### Directive
With the pictures left out, write out exactly the lines from the one containing "Type out the text in this image." through the end.

### Materials provided
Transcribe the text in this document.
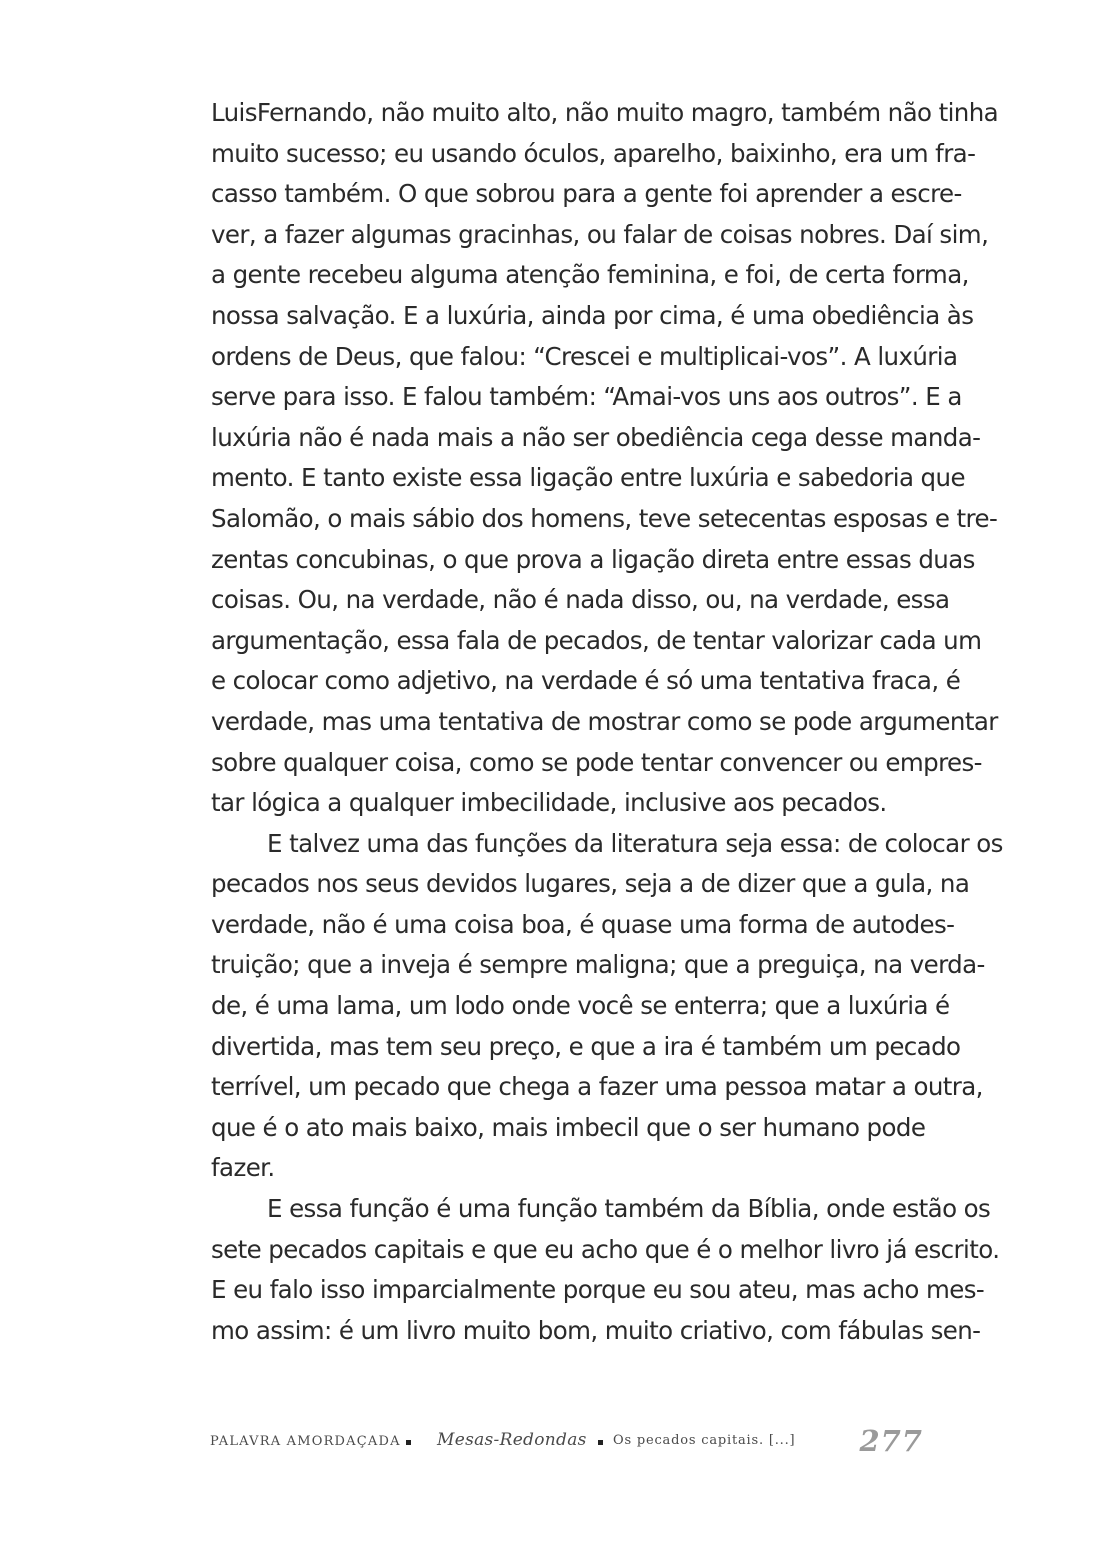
LuisFernando, não muito alto, não muito magro, também não tinha
muito sucesso; eu usando óculos, aparelho, baixinho, era um fra-
casso também. O que sobrou para a gente foi aprender a escre-
ver, a fazer algumas gracinhas, ou falar de coisas nobres. Daí sim,
a gente recebeu alguma atenção feminina, e foi, de certa forma,
nossa salvação. E a luxúria, ainda por cima, é uma obediência às
ordens de Deus, que falou: “Crescei e multiplicai-vos”. A luxúria
serve para isso. E falou também: “Amai-vos uns aos outros”. E a
luxúria não é nada mais a não ser obediência cega desse manda-
mento. E tanto existe essa ligação entre luxúria e sabedoria que
Salomão, o mais sábio dos homens, teve setecentas esposas e tre-
zentas concubinas, o que prova a ligação direta entre essas duas
coisas. Ou, na verdade, não é nada disso, ou, na verdade, essa
argumentação, essa fala de pecados, de tentar valorizar cada um
e colocar como adjetivo, na verdade é só uma tentativa fraca, é
verdade, mas uma tentativa de mostrar como se pode argumentar
sobre qualquer coisa, como se pode tentar convencer ou empres-
tar lógica a qualquer imbecilidade, inclusive aos pecados.
E talvez uma das funções da literatura seja essa: de colocar os
pecados nos seus devidos lugares, seja a de dizer que a gula, na
verdade, não é uma coisa boa, é quase uma forma de autodes-
truição; que a inveja é sempre maligna; que a preguiça, na verda-
de, é uma lama, um lodo onde você se enterra; que a luxúria é
divertida, mas tem seu preço, e que a ira é também um pecado
terrível, um pecado que chega a fazer uma pessoa matar a outra,
que é o ato mais baixo, mais imbecil que o ser humano pode
fazer.
E essa função é uma função também da Bíblia, onde estão os
sete pecados capitais e que eu acho que é o melhor livro já escrito.
E eu falo isso imparcialmente porque eu sou ateu, mas acho mes-
mo assim: é um livro muito bom, muito criativo, com fábulas sen-
PALAVRA AMORDAÇADA Mesas-Redondas Os pecados capitais. [...] 277
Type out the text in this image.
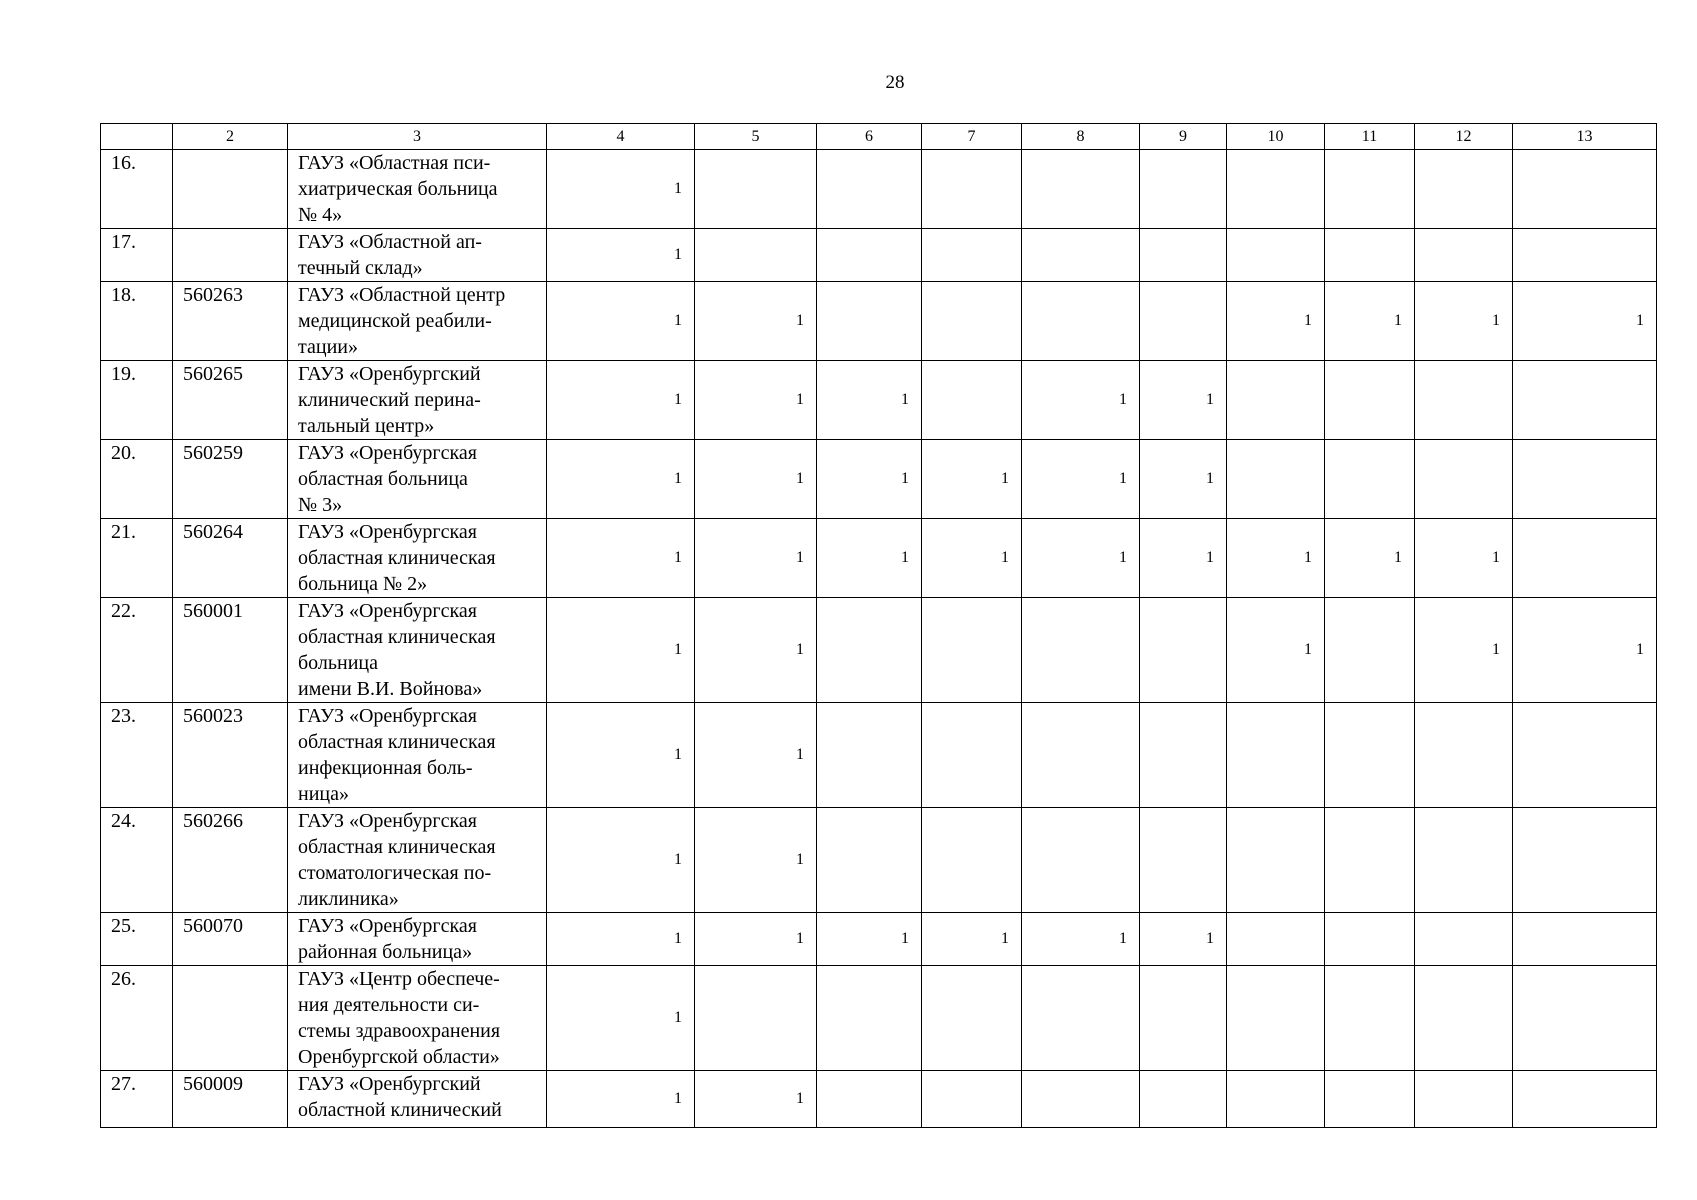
28
	2	3	4	5	6	7	8	9	10	11	12	13
16.		ГАУЗ «Областная пси-
хиатрическая больница
№ 4»	1									
17.		ГАУЗ «Областной ап-
течный склад»	1									
18.	560263	ГАУЗ «Областной центр
медицинской реабили-
тации»	1	1					1	1	1	1
19.	560265	ГАУЗ «Оренбургский
клинический перина-
тальный центр»	1	1	1		1	1				
20.	560259	ГАУЗ «Оренбургская
областная больница
№ 3»	1	1	1	1	1	1				
21.	560264	ГАУЗ «Оренбургская
областная клиническая
больница № 2»	1	1	1	1	1	1	1	1	1	
22.	560001	ГАУЗ «Оренбургская
областная клиническая
больница
имени В.И. Войнова»	1	1					1		1	1
23.	560023	ГАУЗ «Оренбургская
областная клиническая
инфекционная боль-
ница»	1	1								
24.	560266	ГАУЗ «Оренбургская
областная клиническая
стоматологическая по-
ликлиника»	1	1								
25.	560070	ГАУЗ «Оренбургская
районная больница»	1	1	1	1	1	1				
26.		ГАУЗ «Центр обеспече-
ния деятельности си-
стемы здравоохранения
Оренбургской области»	1									
27.	560009	ГАУЗ «Оренбургский
областной клинический	1	1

### The completed task
Type out the text in this image.
28
	2	3	4	5	6	7	8	9	10	11	12	13
16.		ГАУЗ «Областная пси-
хиатрическая больница
№ 4»	1									
17.		ГАУЗ «Областной ап-
течный склад»	1									
18.	560263	ГАУЗ «Областной центр
медицинской реабили-
тации»	1	1					1	1	1	1
19.	560265	ГАУЗ «Оренбургский
клинический перина-
тальный центр»	1	1	1		1	1				
20.	560259	ГАУЗ «Оренбургская
областная больница
№ 3»	1	1	1	1	1	1				
21.	560264	ГАУЗ «Оренбургская
областная клиническая
больница № 2»	1	1	1	1	1	1	1	1	1	
22.	560001	ГАУЗ «Оренбургская
областная клиническая
больница
имени В.И. Войнова»	1	1					1		1	1
23.	560023	ГАУЗ «Оренбургская
областная клиническая
инфекционная боль-
ница»	1	1								
24.	560266	ГАУЗ «Оренбургская
областная клиническая
стоматологическая по-
ликлиника»	1	1								
25.	560070	ГАУЗ «Оренбургская
районная больница»	1	1	1	1	1	1				
26.		ГАУЗ «Центр обеспече-
ния деятельности си-
стемы здравоохранения
Оренбургской области»	1									
27.	560009	ГАУЗ «Оренбургский
областной клинический	1	1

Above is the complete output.